— start DATASET EXTRACT —

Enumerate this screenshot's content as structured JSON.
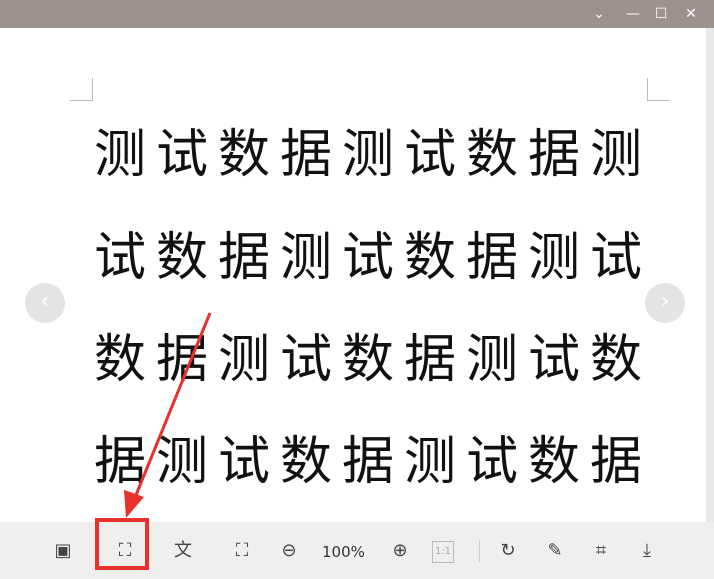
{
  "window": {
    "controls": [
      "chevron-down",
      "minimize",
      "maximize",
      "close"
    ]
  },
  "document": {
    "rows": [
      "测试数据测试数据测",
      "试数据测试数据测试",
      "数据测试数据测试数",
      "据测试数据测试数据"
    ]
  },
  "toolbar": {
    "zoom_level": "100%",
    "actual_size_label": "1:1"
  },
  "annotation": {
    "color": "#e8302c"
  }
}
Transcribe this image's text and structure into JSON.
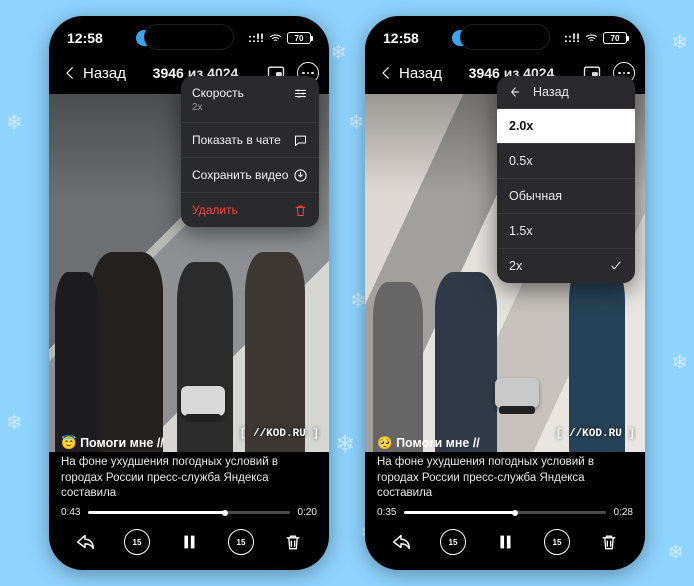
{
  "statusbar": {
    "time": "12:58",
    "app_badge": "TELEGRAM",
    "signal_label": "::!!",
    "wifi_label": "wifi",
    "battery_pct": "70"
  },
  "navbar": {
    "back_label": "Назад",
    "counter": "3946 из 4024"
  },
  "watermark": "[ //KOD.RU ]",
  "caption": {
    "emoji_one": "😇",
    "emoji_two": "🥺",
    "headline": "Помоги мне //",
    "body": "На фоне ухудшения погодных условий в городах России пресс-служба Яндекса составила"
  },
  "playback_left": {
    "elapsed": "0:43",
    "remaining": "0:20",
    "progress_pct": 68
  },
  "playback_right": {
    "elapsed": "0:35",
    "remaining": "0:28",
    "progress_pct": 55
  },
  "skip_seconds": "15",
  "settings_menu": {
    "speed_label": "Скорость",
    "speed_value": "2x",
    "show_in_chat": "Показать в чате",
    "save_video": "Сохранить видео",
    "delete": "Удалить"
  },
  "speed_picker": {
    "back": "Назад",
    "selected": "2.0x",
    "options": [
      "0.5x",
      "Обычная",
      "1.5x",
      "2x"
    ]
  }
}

— end DATASET EXTRACT —
— start DATASET EXTRACT —

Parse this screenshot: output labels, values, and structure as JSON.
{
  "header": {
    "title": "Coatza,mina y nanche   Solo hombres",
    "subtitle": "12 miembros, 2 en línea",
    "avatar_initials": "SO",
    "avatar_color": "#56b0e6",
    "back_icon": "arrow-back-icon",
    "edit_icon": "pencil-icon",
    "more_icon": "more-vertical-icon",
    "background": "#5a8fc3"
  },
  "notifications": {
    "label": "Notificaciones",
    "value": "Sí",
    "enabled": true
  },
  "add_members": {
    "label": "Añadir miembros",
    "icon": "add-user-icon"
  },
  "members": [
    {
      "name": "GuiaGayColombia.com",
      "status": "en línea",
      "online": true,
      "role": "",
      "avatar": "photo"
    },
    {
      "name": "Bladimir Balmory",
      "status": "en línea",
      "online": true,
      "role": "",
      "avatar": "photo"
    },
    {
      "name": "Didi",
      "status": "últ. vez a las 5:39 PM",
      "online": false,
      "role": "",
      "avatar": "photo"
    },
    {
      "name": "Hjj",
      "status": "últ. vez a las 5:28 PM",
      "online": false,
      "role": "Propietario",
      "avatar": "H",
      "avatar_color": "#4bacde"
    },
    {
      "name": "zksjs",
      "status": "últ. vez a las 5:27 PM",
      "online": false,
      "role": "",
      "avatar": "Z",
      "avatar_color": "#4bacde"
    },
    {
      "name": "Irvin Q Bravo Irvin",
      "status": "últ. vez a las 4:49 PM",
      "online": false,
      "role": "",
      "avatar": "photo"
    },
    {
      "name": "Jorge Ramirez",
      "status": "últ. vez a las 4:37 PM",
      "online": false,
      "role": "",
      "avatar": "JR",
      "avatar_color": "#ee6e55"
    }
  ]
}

— end DATASET EXTRACT —

TASK STATEMENT:
Scan the lines for the string "icon". Pick out every line that has it.

FINAL ANSWER:
    "back_icon": "arrow-back-icon",
    "edit_icon": "pencil-icon",
    "more_icon": "more-vertical-icon",
    "icon": "add-user-icon"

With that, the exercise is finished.